Locate and copy each line in the data that contains the word "WRITING".
++++ Supplied entries ++++
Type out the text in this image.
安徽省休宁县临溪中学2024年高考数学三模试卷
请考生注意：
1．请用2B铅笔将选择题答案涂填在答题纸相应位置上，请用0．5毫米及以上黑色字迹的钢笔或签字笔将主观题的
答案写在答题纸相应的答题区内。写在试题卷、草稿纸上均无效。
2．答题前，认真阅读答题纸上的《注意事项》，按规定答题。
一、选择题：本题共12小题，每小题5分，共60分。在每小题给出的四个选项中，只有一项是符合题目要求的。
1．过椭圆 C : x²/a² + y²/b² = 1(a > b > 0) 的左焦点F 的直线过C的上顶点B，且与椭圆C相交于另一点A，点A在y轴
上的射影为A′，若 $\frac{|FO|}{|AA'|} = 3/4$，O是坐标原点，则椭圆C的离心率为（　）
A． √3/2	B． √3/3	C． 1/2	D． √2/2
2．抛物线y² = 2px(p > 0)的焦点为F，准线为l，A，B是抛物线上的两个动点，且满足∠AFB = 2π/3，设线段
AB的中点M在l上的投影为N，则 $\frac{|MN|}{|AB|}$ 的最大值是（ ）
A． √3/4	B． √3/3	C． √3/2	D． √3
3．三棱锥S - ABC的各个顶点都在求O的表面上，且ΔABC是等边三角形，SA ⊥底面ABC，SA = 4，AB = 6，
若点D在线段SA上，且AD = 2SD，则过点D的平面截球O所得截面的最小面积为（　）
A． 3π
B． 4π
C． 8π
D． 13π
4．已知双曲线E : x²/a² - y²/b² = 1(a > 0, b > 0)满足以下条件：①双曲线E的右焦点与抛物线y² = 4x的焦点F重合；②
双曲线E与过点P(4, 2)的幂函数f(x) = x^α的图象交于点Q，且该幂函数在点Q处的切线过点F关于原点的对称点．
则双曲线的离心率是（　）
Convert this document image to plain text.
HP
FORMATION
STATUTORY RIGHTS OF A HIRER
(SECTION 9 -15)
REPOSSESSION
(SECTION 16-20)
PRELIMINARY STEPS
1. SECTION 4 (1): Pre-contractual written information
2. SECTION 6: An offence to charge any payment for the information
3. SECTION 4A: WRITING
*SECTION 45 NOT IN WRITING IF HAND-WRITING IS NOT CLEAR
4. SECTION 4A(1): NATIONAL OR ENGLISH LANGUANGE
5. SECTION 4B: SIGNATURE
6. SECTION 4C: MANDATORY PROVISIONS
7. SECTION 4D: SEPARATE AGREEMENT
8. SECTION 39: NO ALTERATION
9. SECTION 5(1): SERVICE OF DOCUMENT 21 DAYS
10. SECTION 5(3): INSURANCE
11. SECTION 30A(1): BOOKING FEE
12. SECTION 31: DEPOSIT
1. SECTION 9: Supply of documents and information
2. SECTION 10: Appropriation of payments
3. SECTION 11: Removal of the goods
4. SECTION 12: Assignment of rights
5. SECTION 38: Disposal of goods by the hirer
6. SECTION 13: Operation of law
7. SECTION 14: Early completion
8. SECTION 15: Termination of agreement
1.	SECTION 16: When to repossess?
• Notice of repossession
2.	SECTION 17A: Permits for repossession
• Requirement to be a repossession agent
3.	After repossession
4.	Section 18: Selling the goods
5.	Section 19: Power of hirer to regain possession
++++
__Solution__:
3. SECTION 4A: WRITING
*SECTION 45 NOT IN WRITING IF HAND-WRITING IS NOT CLEAR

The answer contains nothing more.